__INSTRUCTION__. Write the records out again exactly, leaving no images in.
======== DATA FOR THE TASK ========
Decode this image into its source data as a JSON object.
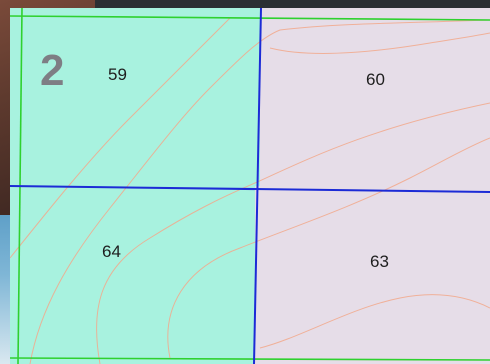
{
  "badge_number": "2",
  "cells": [
    {
      "id": "cell-59",
      "label": "59",
      "fill": "#a8f2df"
    },
    {
      "id": "cell-60",
      "label": "60",
      "fill": "#e6dde8"
    },
    {
      "id": "cell-64",
      "label": "64",
      "fill": "#a8f2df"
    },
    {
      "id": "cell-63",
      "label": "63",
      "fill": "#e6dde8"
    }
  ],
  "colors": {
    "grid_blue": "#1c2bd6",
    "border_green": "#2fd12f",
    "contour": "#f2a98c",
    "highlight_teal": "#a8f2df",
    "base_lavender": "#e6dde8"
  }
}
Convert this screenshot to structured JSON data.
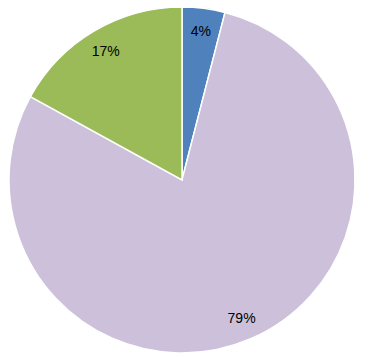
{
  "chart_data": {
    "type": "pie",
    "values": [
      4,
      79,
      17
    ],
    "value_labels": [
      "4%",
      "79%",
      "17%"
    ],
    "colors": [
      "#4f81bd",
      "#ccc0da",
      "#9bbb59"
    ],
    "data_labels": true
  }
}
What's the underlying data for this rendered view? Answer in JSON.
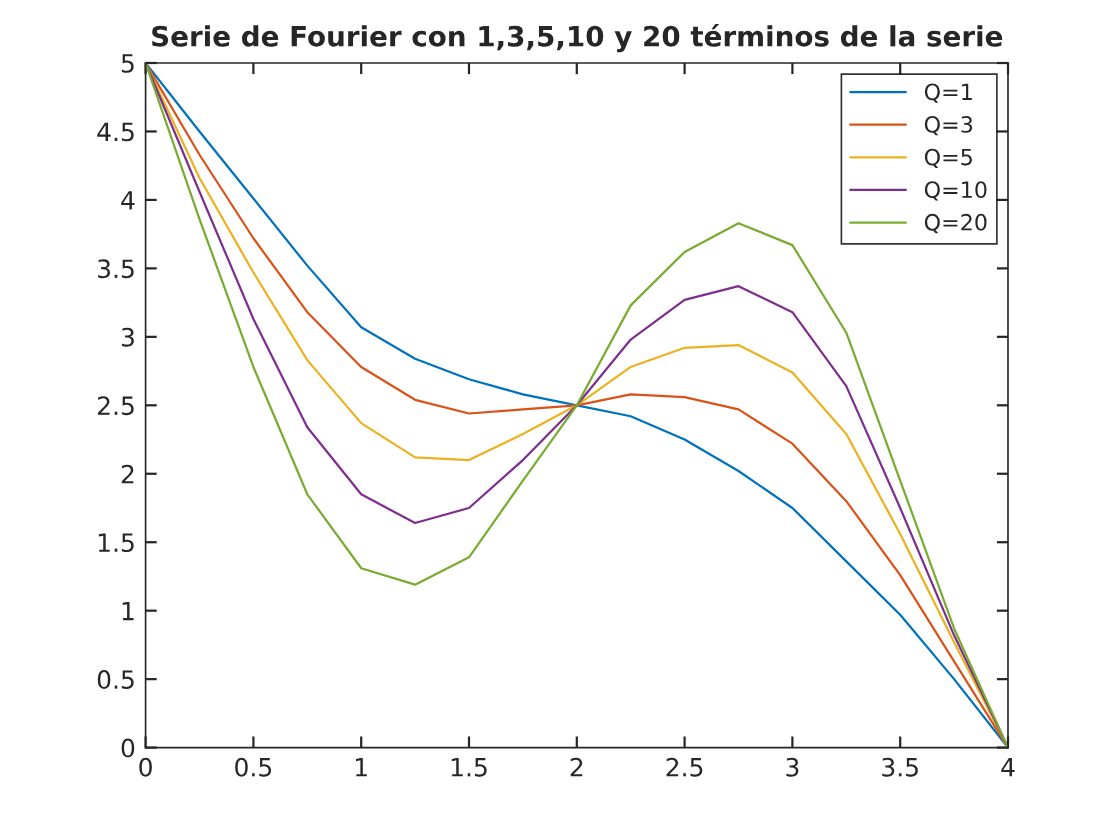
{
  "chart_data": {
    "type": "line",
    "title": "Serie de Fourier con 1,3,5,10 y 20 términos de la serie",
    "x": [
      0,
      0.25,
      0.5,
      0.75,
      1,
      1.25,
      1.5,
      1.75,
      2,
      2.25,
      2.5,
      2.75,
      3,
      3.25,
      3.5,
      3.75,
      4
    ],
    "series": [
      {
        "name": "Q=1",
        "color": "#0072bd",
        "values": [
          5,
          4.5,
          4.01,
          3.52,
          3.07,
          2.84,
          2.69,
          2.58,
          2.5,
          2.42,
          2.25,
          2.02,
          1.75,
          1.36,
          0.97,
          0.5,
          0
        ]
      },
      {
        "name": "Q=3",
        "color": "#d95319",
        "values": [
          5,
          4.33,
          3.72,
          3.18,
          2.78,
          2.54,
          2.44,
          2.47,
          2.5,
          2.58,
          2.56,
          2.47,
          2.22,
          1.8,
          1.26,
          0.63,
          0
        ]
      },
      {
        "name": "Q=5",
        "color": "#edb120",
        "values": [
          5,
          4.16,
          3.47,
          2.83,
          2.37,
          2.12,
          2.1,
          2.29,
          2.5,
          2.78,
          2.92,
          2.94,
          2.74,
          2.29,
          1.56,
          0.77,
          0
        ]
      },
      {
        "name": "Q=10",
        "color": "#7e2f8e",
        "values": [
          5,
          4.06,
          3.13,
          2.34,
          1.85,
          1.64,
          1.75,
          2.1,
          2.5,
          2.98,
          3.27,
          3.37,
          3.18,
          2.64,
          1.75,
          0.82,
          0
        ]
      },
      {
        "name": "Q=20",
        "color": "#77ac30",
        "values": [
          5,
          3.86,
          2.78,
          1.85,
          1.31,
          1.19,
          1.39,
          1.95,
          2.5,
          3.23,
          3.62,
          3.83,
          3.67,
          3.03,
          1.95,
          0.87,
          0
        ]
      }
    ],
    "xlim": [
      0,
      4
    ],
    "xticks": [
      0,
      0.5,
      1,
      1.5,
      2,
      2.5,
      3,
      3.5,
      4
    ],
    "ylim": [
      0,
      5
    ],
    "yticks": [
      0,
      0.5,
      1,
      1.5,
      2,
      2.5,
      3,
      3.5,
      4,
      4.5,
      5
    ],
    "grid": false,
    "legend": "top right",
    "marker": "none",
    "line_style": "solid"
  }
}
========
__THE COMPLETED TASK__.
Decode this image into its source data as a JSON object.
{
  "badge_number": "2",
  "cells": [
    {
      "id": "cell-59",
      "label": "59",
      "fill": "#a8f2df"
    },
    {
      "id": "cell-60",
      "label": "60",
      "fill": "#e6dde8"
    },
    {
      "id": "cell-64",
      "label": "64",
      "fill": "#a8f2df"
    },
    {
      "id": "cell-63",
      "label": "63",
      "fill": "#e6dde8"
    }
  ],
  "colors": {
    "grid_blue": "#1c2bd6",
    "border_green": "#2fd12f",
    "contour": "#f2a98c",
    "highlight_teal": "#a8f2df",
    "base_lavender": "#e6dde8"
  }
}
Convert this screenshot to structured JSON data.
{
  "chart_data": {
    "type": "pie",
    "values": [
      4,
      79,
      17
    ],
    "value_labels": [
      "4%",
      "79%",
      "17%"
    ],
    "colors": [
      "#4f81bd",
      "#ccc0da",
      "#9bbb59"
    ],
    "data_labels": true
  }
}
What's the underlying data for this rendered view? Answer in JSON.
{
  "chart_data": {
    "type": "line",
    "title": "Serie de Fourier con 1,3,5,10 y 20 términos de la serie",
    "x": [
      0,
      0.25,
      0.5,
      0.75,
      1,
      1.25,
      1.5,
      1.75,
      2,
      2.25,
      2.5,
      2.75,
      3,
      3.25,
      3.5,
      3.75,
      4
    ],
    "series": [
      {
        "name": "Q=1",
        "color": "#0072bd",
        "values": [
          5,
          4.5,
          4.01,
          3.52,
          3.07,
          2.84,
          2.69,
          2.58,
          2.5,
          2.42,
          2.25,
          2.02,
          1.75,
          1.36,
          0.97,
          0.5,
          0
        ]
      },
      {
        "name": "Q=3",
        "color": "#d95319",
        "values": [
          5,
          4.33,
          3.72,
          3.18,
          2.78,
          2.54,
          2.44,
          2.47,
          2.5,
          2.58,
          2.56,
          2.47,
          2.22,
          1.8,
          1.26,
          0.63,
          0
        ]
      },
      {
        "name": "Q=5",
        "color": "#edb120",
        "values": [
          5,
          4.16,
          3.47,
          2.83,
          2.37,
          2.12,
          2.1,
          2.29,
          2.5,
          2.78,
          2.92,
          2.94,
          2.74,
          2.29,
          1.56,
          0.77,
          0
        ]
      },
      {
        "name": "Q=10",
        "color": "#7e2f8e",
        "values": [
          5,
          4.06,
          3.13,
          2.34,
          1.85,
          1.64,
          1.75,
          2.1,
          2.5,
          2.98,
          3.27,
          3.37,
          3.18,
          2.64,
          1.75,
          0.82,
          0
        ]
      },
      {
        "name": "Q=20",
        "color": "#77ac30",
        "values": [
          5,
          3.86,
          2.78,
          1.85,
          1.31,
          1.19,
          1.39,
          1.95,
          2.5,
          3.23,
          3.62,
          3.83,
          3.67,
          3.03,
          1.95,
          0.87,
          0
        ]
      }
    ],
    "xlim": [
      0,
      4
    ],
    "xticks": [
      0,
      0.5,
      1,
      1.5,
      2,
      2.5,
      3,
      3.5,
      4
    ],
    "ylim": [
      0,
      5
    ],
    "yticks": [
      0,
      0.5,
      1,
      1.5,
      2,
      2.5,
      3,
      3.5,
      4,
      4.5,
      5
    ],
    "grid": false,
    "legend": "top right",
    "marker": "none",
    "line_style": "solid"
  }
}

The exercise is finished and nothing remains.